Data excerpts:
────────────────────────────────────────

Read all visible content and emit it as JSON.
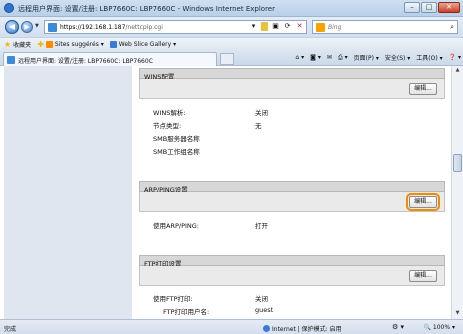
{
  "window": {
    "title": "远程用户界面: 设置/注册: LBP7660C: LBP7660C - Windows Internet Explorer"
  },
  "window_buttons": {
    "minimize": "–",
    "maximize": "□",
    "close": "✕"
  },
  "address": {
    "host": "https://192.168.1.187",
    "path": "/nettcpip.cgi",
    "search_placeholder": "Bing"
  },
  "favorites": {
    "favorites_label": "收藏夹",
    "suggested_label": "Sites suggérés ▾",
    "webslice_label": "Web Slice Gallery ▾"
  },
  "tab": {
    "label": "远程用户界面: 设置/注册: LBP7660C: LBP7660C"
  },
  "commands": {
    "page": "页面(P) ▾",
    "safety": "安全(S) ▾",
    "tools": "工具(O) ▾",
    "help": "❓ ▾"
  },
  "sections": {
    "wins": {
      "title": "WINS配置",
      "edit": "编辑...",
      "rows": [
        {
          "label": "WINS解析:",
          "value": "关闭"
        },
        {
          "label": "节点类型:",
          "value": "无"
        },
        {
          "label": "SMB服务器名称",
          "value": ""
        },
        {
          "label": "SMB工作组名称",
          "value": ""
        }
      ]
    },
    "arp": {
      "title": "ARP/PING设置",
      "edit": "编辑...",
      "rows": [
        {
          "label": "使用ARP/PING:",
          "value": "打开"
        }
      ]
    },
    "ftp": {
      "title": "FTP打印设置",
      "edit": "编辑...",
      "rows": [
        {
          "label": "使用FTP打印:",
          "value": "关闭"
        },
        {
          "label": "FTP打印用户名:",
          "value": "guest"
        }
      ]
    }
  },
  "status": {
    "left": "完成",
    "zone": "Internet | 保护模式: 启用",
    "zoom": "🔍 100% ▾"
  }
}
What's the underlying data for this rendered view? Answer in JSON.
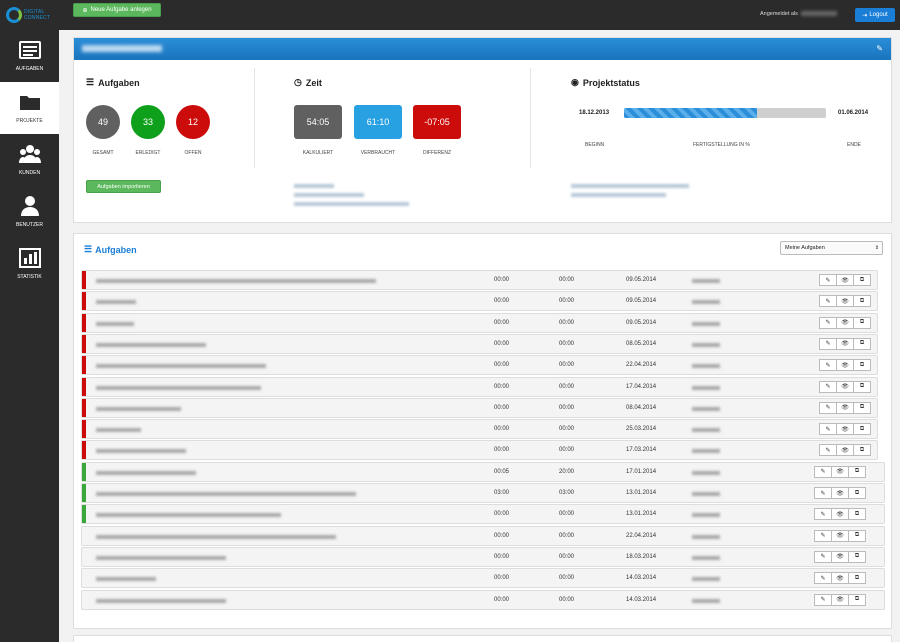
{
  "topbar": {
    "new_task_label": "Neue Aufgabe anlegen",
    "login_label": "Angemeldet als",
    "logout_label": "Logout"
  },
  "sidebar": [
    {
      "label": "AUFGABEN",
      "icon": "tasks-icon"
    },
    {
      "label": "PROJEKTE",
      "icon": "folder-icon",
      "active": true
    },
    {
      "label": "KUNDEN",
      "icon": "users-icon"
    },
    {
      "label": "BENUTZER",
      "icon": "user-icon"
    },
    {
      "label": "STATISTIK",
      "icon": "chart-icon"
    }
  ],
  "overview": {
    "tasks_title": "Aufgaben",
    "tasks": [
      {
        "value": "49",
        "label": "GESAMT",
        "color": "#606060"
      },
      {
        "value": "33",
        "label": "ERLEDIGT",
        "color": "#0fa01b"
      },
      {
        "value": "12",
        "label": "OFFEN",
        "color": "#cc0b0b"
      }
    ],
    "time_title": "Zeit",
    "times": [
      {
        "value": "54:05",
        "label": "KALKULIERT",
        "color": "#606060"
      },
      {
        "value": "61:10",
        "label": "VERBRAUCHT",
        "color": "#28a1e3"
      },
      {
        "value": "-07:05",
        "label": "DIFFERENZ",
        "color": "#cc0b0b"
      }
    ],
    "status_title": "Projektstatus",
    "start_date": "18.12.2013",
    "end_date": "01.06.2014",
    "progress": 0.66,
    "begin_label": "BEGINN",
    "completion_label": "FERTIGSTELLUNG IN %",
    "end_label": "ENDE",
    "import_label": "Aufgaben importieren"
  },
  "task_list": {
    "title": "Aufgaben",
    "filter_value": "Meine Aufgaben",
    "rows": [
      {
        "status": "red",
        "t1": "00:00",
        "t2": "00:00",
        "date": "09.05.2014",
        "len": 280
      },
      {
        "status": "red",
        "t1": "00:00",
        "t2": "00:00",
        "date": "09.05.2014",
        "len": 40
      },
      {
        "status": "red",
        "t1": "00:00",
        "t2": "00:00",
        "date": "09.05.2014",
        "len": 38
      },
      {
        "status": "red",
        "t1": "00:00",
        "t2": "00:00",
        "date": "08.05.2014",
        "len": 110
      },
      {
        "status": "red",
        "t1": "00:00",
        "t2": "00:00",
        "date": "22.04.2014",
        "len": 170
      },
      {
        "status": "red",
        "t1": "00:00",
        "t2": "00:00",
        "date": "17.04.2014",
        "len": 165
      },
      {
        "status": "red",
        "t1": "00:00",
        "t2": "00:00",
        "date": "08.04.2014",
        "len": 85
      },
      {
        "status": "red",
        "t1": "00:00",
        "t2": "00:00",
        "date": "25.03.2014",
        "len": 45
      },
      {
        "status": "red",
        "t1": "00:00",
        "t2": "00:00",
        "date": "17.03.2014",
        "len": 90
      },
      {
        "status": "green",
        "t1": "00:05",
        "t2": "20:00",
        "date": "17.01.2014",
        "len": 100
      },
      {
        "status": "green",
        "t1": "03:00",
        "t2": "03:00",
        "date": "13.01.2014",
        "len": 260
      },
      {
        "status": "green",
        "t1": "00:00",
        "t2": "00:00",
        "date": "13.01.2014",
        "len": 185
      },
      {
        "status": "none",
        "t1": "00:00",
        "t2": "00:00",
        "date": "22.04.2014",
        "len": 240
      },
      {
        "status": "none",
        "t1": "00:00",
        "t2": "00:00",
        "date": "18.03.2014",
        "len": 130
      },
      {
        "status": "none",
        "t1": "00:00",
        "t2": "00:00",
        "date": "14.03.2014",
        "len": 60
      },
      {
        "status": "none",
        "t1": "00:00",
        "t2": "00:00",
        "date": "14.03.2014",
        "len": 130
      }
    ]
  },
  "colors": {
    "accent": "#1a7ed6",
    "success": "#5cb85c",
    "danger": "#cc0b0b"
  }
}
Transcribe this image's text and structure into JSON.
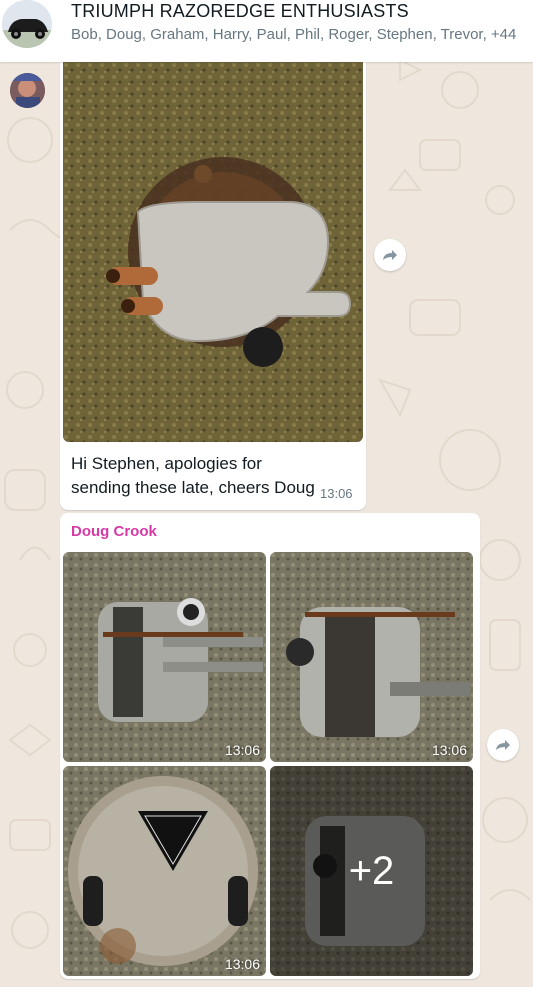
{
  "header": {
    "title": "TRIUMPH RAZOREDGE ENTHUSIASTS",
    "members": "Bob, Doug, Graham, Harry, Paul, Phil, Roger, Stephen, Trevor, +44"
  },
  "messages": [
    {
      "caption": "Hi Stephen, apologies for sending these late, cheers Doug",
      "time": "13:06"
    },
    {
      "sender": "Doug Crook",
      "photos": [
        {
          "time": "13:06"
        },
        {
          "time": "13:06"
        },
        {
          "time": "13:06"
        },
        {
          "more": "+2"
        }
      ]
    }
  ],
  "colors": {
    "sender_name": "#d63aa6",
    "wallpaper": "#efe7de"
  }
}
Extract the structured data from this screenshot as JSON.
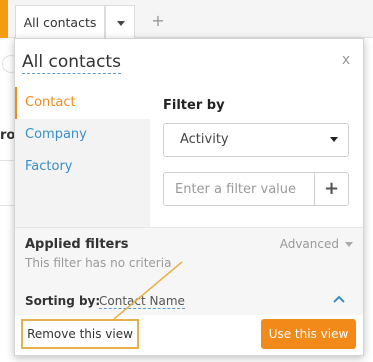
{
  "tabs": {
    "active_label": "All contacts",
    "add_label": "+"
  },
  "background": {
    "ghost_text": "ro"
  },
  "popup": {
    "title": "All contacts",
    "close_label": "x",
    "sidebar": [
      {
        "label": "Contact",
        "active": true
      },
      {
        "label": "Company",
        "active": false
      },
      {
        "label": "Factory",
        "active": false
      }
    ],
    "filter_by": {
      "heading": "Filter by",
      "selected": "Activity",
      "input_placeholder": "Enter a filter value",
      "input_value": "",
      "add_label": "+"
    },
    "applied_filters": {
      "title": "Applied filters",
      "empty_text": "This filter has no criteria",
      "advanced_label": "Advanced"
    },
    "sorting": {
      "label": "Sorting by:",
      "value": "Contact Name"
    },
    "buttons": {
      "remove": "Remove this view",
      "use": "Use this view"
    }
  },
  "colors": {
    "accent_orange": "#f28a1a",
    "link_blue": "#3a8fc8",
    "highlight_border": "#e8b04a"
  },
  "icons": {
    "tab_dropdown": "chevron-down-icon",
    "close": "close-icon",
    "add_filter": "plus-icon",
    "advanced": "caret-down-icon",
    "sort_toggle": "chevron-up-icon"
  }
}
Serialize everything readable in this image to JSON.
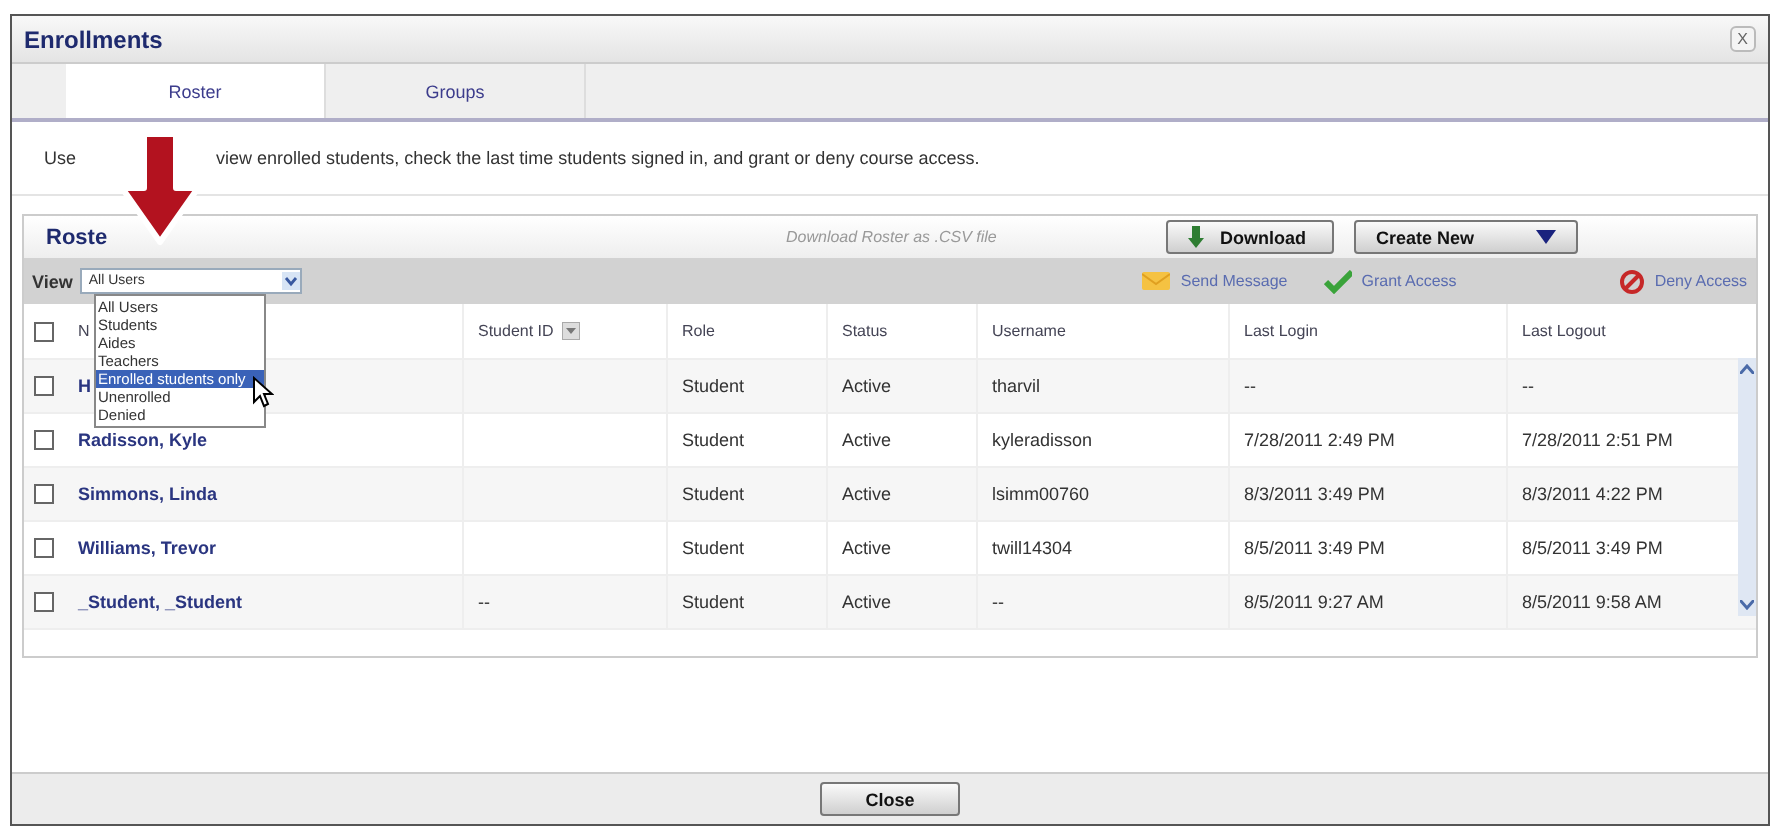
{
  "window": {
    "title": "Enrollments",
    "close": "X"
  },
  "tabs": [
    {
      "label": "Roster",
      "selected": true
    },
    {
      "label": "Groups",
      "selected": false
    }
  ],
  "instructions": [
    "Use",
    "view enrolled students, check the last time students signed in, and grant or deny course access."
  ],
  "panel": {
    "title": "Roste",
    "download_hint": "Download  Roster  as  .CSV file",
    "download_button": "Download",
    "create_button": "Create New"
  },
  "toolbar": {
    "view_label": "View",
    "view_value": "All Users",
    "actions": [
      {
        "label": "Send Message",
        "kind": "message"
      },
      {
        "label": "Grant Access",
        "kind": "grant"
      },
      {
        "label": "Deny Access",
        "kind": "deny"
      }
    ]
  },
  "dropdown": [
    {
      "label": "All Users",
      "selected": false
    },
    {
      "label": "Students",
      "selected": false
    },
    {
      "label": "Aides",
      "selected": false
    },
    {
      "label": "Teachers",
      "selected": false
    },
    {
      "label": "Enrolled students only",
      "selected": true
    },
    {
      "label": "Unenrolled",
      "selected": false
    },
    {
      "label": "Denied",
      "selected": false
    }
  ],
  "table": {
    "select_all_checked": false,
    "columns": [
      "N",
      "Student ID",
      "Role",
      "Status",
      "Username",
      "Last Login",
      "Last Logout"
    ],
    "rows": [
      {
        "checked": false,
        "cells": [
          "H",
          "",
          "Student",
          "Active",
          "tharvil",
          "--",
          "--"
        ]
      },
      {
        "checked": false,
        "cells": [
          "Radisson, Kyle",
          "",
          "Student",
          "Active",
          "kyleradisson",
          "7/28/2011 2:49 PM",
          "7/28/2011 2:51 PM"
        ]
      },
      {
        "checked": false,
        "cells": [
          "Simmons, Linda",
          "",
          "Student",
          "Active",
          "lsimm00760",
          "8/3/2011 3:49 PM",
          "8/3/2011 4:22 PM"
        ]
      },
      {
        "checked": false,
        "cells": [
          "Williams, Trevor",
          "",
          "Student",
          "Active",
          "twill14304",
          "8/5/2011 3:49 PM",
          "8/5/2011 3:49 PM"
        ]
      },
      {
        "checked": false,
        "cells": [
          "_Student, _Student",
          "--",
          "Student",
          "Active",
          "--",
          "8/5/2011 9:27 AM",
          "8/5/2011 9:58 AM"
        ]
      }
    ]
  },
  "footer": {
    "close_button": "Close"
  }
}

────────────────────────────────────────

## Task instructions
Single out each line of the records above with the string "JSON" in it, and copy it.

## Exercise solution
Read all visible content and emit it as JSON.
What's the underlying data for this rendered view? Answer in JSON.
Transcribe this image's text and structure into JSON.
Extract the structured data from this screenshot as JSON.
Serialize everything readable in this image to JSON.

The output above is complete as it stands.